Find every line in the records below that holds the word "гармонична" and copy it.

━━━━━━━━━━

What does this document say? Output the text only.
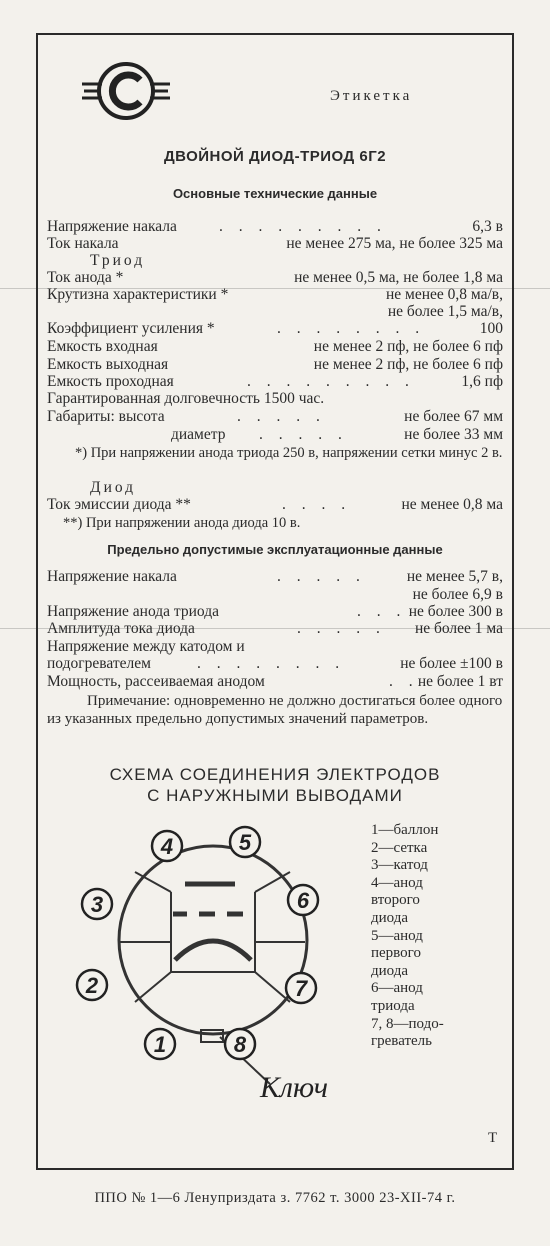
Этикетка
ДВОЙНОЙ ДИОД-ТРИОД 6Г2
Основные технические данные
Напряжение накала	. . . . . . . . .	6,3 в
Ток накала	не менее 275 ма, не более 325 ма
Триод
Ток анода *	не менее 0,5 ма, не более 1,8 ма
Крутизна характеристики *	не менее 0,8 ма/в,
не более 1,5 ма/в,
Коэффициент усиления *	. . . . . . . .	100
Емкость входная	не менее 2 пф, не более 6 пф
Емкость выходная	не менее 2 пф, не более 6 пф
Емкость проходная	. . . . . . . . .	1,6 пф
Гарантированная долговечность 1500 час.
Габариты: высота	. . . . .	не более 67 мм
диаметр . . . . .	не более 33 мм
*) При напряжении анода триода 250 в, напряжении сетки минус 2 в.
Диод
Ток эмиссии диода **	. . . .	не менее 0,8 ма
**) При напряжении анода диода 10 в.
Предельно допустимые эксплуатационные данные
Напряжение накала	. . . . .	не менее 5,7 в,
не более 6,9 в
Напряжение анода триода	. . . не более 300 в
Амплитуда тока диода	. . . . . не более 1 ма
Напряжение между катодом и
подогревателем	. . . . . . . .	не более ±100 в
Мощность, рассеиваемая анодом	. . не более 1 вт
Примечание: одновременно не должно достигаться более одного из указанных предельно допустимых значений параметров.
СХЕМА СОЕДИНЕНИЯ ЭЛЕКТРОДОВ
С НАРУЖНЫМИ ВЫВОДАМИ
1
2
3
4	5
6
7
8
Ключ
1—баллон
2—сетка
3—катод
4—анод
второго
диода
5—анод
первого
диода
6—анод
триода
7, 8—подо-
греватель
Т
ППО № 1—6 Ленуприздата з. 7762 т. 3000 23-XII-74 г.
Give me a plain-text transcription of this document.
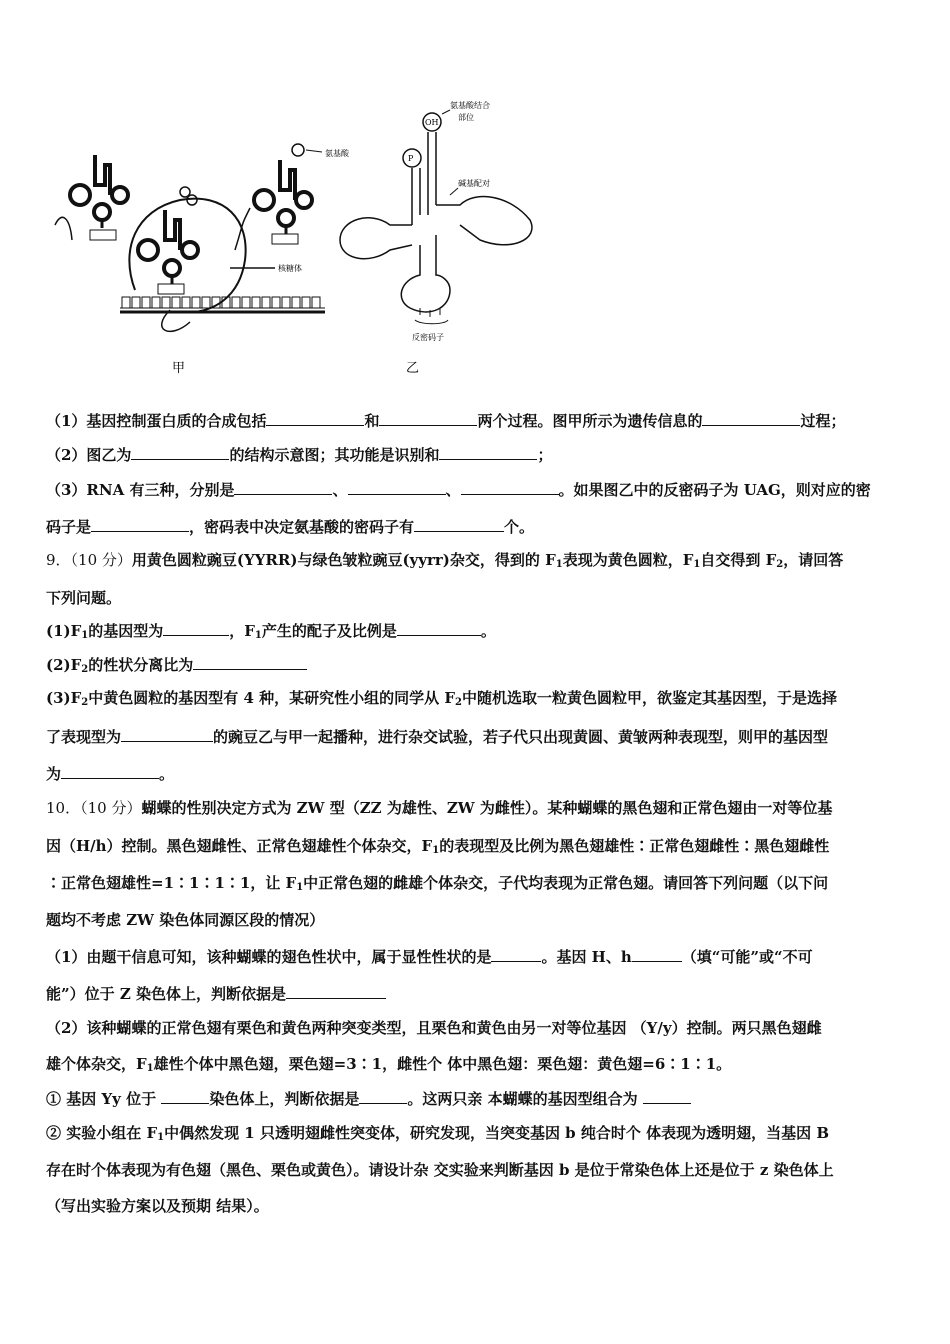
氨基酸
核糖体
OH
P
氨基酸结合
部位
碱基配对
反密码子
甲	乙
（1）基因控制蛋白质的合成包括	和	两个过程。图甲所示为遗传信息的	过程；
（2）图乙为	的结构示意图；其功能是识别和	；
（3）RNA 有三种，分别是	、	、	。如果图乙中的反密码子为 UAG，则对应的密
码子是	，密码表中决定氨基酸的密码子有	个。
9．（10 分）用黄色圆粒豌豆(YYRR)与绿色皱粒豌豆(yyrr)杂交，得到的 $F_1$表现为黄色圆粒，$F_1$自交得到 $F_2$，请回答
下列问题。
$(1)F_1$的基因型为	，$F_1$产生的配子及比例是	。
$(2)F_2$的性状分离比为
$(3)F_2$中黄色圆粒的基因型有 4 种，某研究性小组的同学从 $F_2$中随机选取一粒黄色圆粒甲，欲鉴定其基因型，于是选择
了表现型为	的豌豆乙与甲一起播种，进行杂交试验，若子代只出现黄圆、黄皱两种表现型，则甲的基因型
为	。
10．（10 分）蝴蝶的性别决定方式为 ZW 型（ZZ 为雄性、ZW 为雌性）。某种蝴蝶的黑色翅和正常色翅由一对等位基
因（H/h）控制。黑色翅雌性、正常色翅雄性个体杂交，$F_1$的表现型及比例为黑色翅雄性∶正常色翅雌性∶黑色翅雌性
∶正常色翅雄性=1∶1∶1∶1，让 $F_1$中正常色翅的雌雄个体杂交，子代均表现为正常色翅。请回答下列问题（以下问
题均不考虑 ZW 染色体同源区段的情况）
（1）由题干信息可知，该种蝴蝶的翅色性状中，属于显性性状的是	。基因 H、h	（填“可能”或“不可
能”）位于 Z 染色体上，判断依据是
（2）该种蝴蝶的正常色翅有栗色和黄色两种突变类型，且栗色和黄色由另一对等位基因 （Y/y）控制。两只黑色翅雌
雄个体杂交，$F_1$雄性个体中黑色翅，栗色翅=3∶1，雌性个 体中黑色翅：栗色翅：黄色翅=6∶1∶1。
① 基因 Yy 位于	染色体上，判断依据是	。这两只亲 本蝴蝶的基因型组合为
② 实验小组在 $F_1$中偶然发现 1 只透明翅雌性突变体，研究发现，当突变基因 b 纯合时个 体表现为透明翅，当基因 B
存在时个体表现为有色翅（黑色、栗色或黄色）。请设计杂 交实验来判断基因 b 是位于常染色体上还是位于 z 染色体上
（写出实验方案以及预期 结果）。
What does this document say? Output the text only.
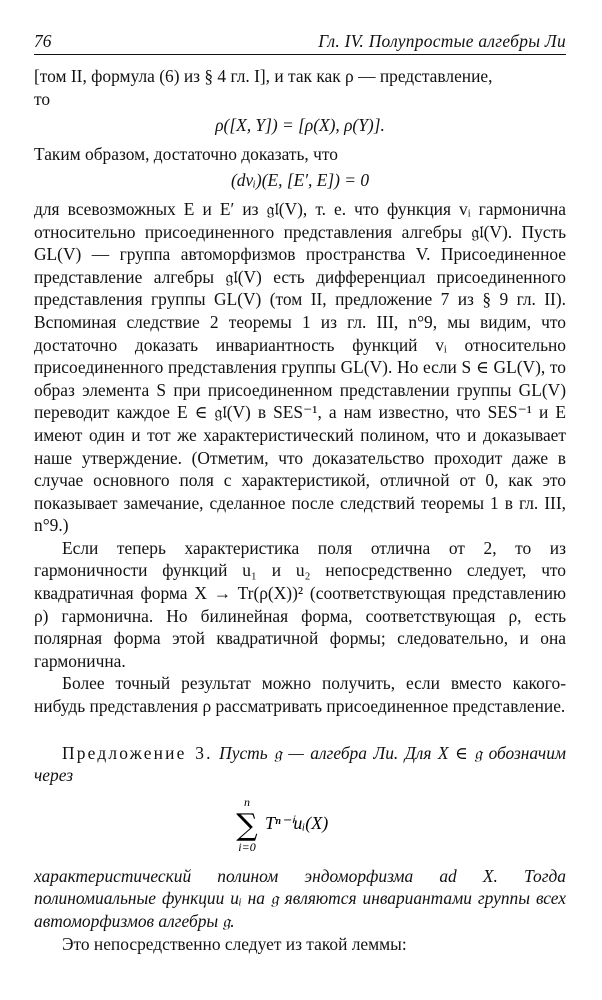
76	Гл. IV. Полупростые алгебры Ли

[том II, формула (6) из § 4 гл. I], и так как ρ — представление,

то

ρ([X, Y]) = [ρ(X), ρ(Y)].

Таким образом, достаточно доказать, что

(dvᵢ)(E, [E′, E]) = 0

для всевозможных E и E′ из 𝔤𝔩(V), т. е. что функция vᵢ гармонична относительно присоединенного представления алгебры 𝔤𝔩(V). Пусть GL(V) — группа автоморфизмов пространства V. Присоединенное представление алгебры 𝔤𝔩(V) есть дифференциал присоединенного представления группы GL(V) (том II, предложение 7 из § 9 гл. II). Вспоминая следствие 2 теоремы 1 из гл. III, n°9, мы видим, что достаточно доказать инвариантность функций vᵢ относительно присоединенного представления группы GL(V). Но если S ∈ GL(V), то образ элемента S при присоединенном представлении группы GL(V) переводит каждое E ∈ 𝔤𝔩(V) в SES⁻¹, а нам известно, что SES⁻¹ и E имеют один и тот же характеристический полином, что и доказывает наше утверждение. (Отметим, что доказательство проходит даже в случае основного поля с характеристикой, отличной от 0, как это показывает замечание, сделанное после следствий теоремы 1 в гл. III, n°9.)

Если теперь характеристика поля отлична от 2, то из гармоничности функций u₁ и u₂ непосредственно следует, что квадратичная форма X → Tr(ρ(X))² (соответствующая представлению ρ) гармонична. Но билинейная форма, соответствующая ρ, есть полярная форма этой квадратичной формы; следовательно, и она гармонична.

Более точный результат можно получить, если вместо какого-нибудь представления ρ рассматривать присоединенное представление.

Предложение 3. Пусть 𝔤 — алгебра Ли. Для X ∈ 𝔤 обозначим через

n
∑
i=0
Tⁿ⁻ⁱuᵢ(X)

характеристический полином эндоморфизма ad X. Тогда полиномиальные функции uᵢ на 𝔤 являются инвариантами группы всех автоморфизмов алгебры 𝔤.

Это непосредственно следует из такой леммы:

━━━━━━━━━━

Full solution =
для всевозможных E и E′ из 𝔤𝔩(V), т. е. что функция vᵢ гармонична относительно присоединенного представления алгебры 𝔤𝔩(V). Пусть GL(V) — группа автоморфизмов пространства V. Присоединенное представление алгебры 𝔤𝔩(V) есть дифференциал присоединенного представления группы GL(V) (том II, предложение 7 из § 9 гл. II). Вспоминая следствие 2 теоремы 1 из гл. III, n°9, мы видим, что достаточно доказать инвариантность функций vᵢ относительно присоединенного представления группы GL(V). Но если S ∈ GL(V), то образ элемента S при присоединенном представлении группы GL(V) переводит каждое E ∈ 𝔤𝔩(V) в SES⁻¹, а нам известно, что SES⁻¹ и E имеют один и тот же характеристический полином, что и доказывает наше утверждение. (Отметим, что доказательство проходит даже в случае основного поля с характеристикой, отличной от 0, как это показывает замечание, сделанное после следствий теоремы 1 в гл. III, n°9.)
Если теперь характеристика поля отлична от 2, то из гармоничности функций u₁ и u₂ непосредственно следует, что квадратичная форма X → Tr(ρ(X))² (соответствующая представлению ρ) гармонична. Но билинейная форма, соответствующая ρ, есть полярная форма этой квадратичной формы; следовательно, и она гармонична.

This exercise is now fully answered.